**Objective:**
Copy every record below exactly as written, but leave out the pictures.

— START OF Working data —

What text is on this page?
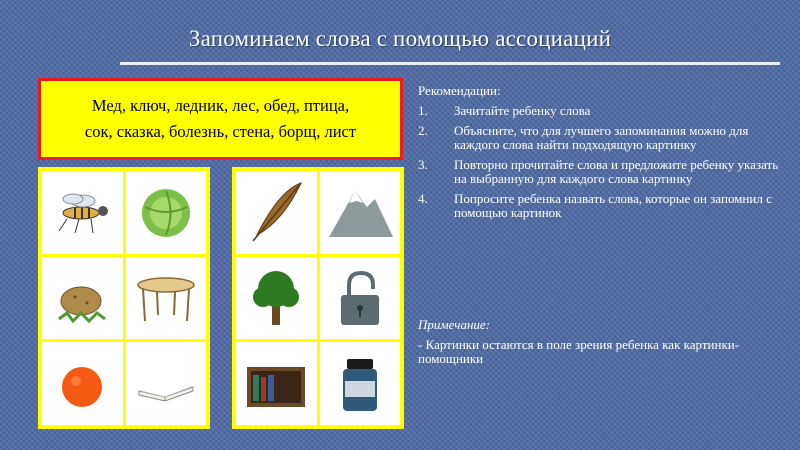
Запоминаем слова с помощью ассоциаций
Мед, ключ, ледник, лес, обед, птица,
сок, сказка, болезнь, стена, борщ, лист
Рекомендации:
1. Зачитайте ребенку слова
2. Объясните, что для лучшего запоминания можно для каждого слова найти подходящую картинку
3. Повторно прочитайте слова и предложите ребенку указать на выбранную для каждого слова картинку
4. Попросите ребенка назвать слова, которые он запомнил с помощью картинок
Примечание:
- Картинки остаются в поле зрения ребенка как картинки-помощники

— END OF Working data —

**Exercise answer:**
What text is on this page?
Запоминаем слова с помощью ассоциаций
Мед, ключ, ледник, лес, обед, птица,
сок, сказка, болезнь, стена, борщ, лист
Рекомендации:
1. Зачитайте ребенку слова
2. Объясните, что для лучшего запоминания можно для каждого слова найти подходящую картинку
3. Повторно прочитайте слова и предложите ребенку указать на выбранную для каждого слова картинку
4. Попросите ребенка назвать слова, которые он запомнил с помощью картинок
Примечание:
- Картинки остаются в поле зрения ребенка как картинки-помощники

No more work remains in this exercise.